## Exercise aim
Your task is to repeat the records exactly from the line containing "Extract all readable text from this page." onward, through the final line.

## Rows
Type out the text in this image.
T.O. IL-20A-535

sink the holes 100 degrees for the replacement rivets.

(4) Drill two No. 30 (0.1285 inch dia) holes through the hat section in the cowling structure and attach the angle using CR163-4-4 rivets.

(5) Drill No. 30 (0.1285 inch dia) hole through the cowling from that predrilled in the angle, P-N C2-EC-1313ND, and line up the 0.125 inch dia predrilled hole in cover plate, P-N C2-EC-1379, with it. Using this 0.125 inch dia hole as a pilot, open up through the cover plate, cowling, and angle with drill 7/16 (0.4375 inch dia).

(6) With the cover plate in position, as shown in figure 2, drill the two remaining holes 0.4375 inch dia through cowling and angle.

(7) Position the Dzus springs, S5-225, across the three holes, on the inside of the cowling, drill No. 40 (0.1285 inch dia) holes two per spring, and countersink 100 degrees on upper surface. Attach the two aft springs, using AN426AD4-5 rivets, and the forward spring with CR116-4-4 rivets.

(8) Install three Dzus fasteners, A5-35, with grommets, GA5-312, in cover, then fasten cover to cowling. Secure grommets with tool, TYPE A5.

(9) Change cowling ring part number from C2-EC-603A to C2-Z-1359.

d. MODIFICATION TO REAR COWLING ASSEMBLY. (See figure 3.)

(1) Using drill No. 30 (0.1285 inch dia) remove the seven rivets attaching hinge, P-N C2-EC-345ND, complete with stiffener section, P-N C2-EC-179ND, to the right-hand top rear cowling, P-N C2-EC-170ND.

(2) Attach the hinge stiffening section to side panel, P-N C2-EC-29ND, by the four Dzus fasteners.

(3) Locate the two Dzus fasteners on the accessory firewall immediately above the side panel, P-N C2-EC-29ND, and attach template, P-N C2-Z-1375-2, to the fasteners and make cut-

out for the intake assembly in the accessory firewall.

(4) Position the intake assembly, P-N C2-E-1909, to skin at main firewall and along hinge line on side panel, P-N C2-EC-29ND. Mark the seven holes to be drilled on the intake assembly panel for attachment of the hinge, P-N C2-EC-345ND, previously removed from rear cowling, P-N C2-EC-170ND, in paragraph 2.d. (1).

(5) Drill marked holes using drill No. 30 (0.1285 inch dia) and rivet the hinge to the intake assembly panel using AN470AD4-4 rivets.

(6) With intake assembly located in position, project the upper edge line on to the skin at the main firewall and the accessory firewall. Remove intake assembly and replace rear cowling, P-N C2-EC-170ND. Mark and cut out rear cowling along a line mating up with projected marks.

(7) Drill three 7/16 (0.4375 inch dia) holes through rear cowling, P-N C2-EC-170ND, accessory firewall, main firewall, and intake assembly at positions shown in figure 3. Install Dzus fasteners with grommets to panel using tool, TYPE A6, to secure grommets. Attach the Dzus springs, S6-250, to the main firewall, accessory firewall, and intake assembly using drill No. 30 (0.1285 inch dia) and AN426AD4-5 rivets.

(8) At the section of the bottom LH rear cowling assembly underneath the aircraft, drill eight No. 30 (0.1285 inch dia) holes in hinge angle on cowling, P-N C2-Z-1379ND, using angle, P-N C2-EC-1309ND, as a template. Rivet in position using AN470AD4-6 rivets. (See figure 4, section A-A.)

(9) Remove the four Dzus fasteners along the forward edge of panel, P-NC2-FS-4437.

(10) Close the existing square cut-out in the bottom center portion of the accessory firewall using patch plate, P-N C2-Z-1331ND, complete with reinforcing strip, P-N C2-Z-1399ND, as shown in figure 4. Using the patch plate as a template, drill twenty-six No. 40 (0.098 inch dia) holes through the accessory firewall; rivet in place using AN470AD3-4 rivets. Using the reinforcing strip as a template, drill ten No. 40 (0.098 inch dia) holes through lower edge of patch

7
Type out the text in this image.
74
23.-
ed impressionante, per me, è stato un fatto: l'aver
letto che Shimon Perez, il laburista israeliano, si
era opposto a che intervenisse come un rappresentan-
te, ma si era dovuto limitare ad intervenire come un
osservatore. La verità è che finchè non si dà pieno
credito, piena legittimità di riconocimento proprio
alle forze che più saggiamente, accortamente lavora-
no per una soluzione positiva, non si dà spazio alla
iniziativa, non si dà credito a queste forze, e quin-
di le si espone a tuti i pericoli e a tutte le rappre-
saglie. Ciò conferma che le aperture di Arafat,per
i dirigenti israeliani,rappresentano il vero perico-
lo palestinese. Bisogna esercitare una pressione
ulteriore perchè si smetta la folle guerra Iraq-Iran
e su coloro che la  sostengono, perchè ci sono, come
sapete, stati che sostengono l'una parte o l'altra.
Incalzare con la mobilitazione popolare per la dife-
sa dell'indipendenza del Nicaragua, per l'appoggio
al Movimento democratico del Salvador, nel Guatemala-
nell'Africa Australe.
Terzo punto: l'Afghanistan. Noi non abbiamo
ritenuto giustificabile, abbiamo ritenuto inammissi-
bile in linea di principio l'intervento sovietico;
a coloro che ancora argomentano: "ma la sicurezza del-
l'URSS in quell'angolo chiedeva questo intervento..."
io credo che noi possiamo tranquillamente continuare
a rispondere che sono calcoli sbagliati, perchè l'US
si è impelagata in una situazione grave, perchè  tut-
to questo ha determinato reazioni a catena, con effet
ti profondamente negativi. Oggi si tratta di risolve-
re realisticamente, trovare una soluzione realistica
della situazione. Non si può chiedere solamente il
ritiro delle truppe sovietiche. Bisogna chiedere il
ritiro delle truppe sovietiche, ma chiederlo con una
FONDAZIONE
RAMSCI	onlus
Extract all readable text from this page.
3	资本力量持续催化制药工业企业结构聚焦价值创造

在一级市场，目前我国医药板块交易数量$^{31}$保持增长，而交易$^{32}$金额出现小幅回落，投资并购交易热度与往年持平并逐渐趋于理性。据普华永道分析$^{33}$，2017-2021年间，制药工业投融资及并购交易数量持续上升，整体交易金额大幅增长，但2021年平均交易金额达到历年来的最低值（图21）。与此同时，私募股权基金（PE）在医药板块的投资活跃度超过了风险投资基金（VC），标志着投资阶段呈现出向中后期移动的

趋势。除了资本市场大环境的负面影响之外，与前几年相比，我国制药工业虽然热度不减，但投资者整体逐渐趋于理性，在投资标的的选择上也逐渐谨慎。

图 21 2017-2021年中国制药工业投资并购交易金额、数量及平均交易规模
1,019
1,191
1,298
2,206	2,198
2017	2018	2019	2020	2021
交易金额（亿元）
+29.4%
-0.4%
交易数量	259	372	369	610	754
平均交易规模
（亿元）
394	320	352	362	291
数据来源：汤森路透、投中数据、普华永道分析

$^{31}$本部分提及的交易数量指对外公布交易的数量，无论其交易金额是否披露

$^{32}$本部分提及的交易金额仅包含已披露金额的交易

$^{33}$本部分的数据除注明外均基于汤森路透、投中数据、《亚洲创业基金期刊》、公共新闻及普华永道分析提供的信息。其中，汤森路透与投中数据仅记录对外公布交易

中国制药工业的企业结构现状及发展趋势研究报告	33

## Result for this task
Extract all readable text from this page.
3	资本力量持续催化制药工业企业结构聚焦价值创造

在一级市场，目前我国医药板块交易数量$^{31}$保持增长，而交易$^{32}$金额出现小幅回落，投资并购交易热度与往年持平并逐渐趋于理性。据普华永道分析$^{33}$，2017-2021年间，制药工业投融资及并购交易数量持续上升，整体交易金额大幅增长，但2021年平均交易金额达到历年来的最低值（图21）。与此同时，私募股权基金（PE）在医药板块的投资活跃度超过了风险投资基金（VC），标志着投资阶段呈现出向中后期移动的

趋势。除了资本市场大环境的负面影响之外，与前几年相比，我国制药工业虽然热度不减，但投资者整体逐渐趋于理性，在投资标的的选择上也逐渐谨慎。

图 21 2017-2021年中国制药工业投资并购交易金额、数量及平均交易规模
1,019
1,191
1,298
2,206	2,198
2017	2018	2019	2020	2021
交易金额（亿元）
+29.4%
-0.4%
交易数量	259	372	369	610	754
平均交易规模
（亿元）
394	320	352	362	291
数据来源：汤森路透、投中数据、普华永道分析

$^{31}$本部分提及的交易数量指对外公布交易的数量，无论其交易金额是否披露

$^{32}$本部分提及的交易金额仅包含已披露金额的交易

$^{33}$本部分的数据除注明外均基于汤森路透、投中数据、《亚洲创业基金期刊》、公共新闻及普华永道分析提供的信息。其中，汤森路透与投中数据仅记录对外公布交易

中国制药工业的企业结构现状及发展趋势研究报告	33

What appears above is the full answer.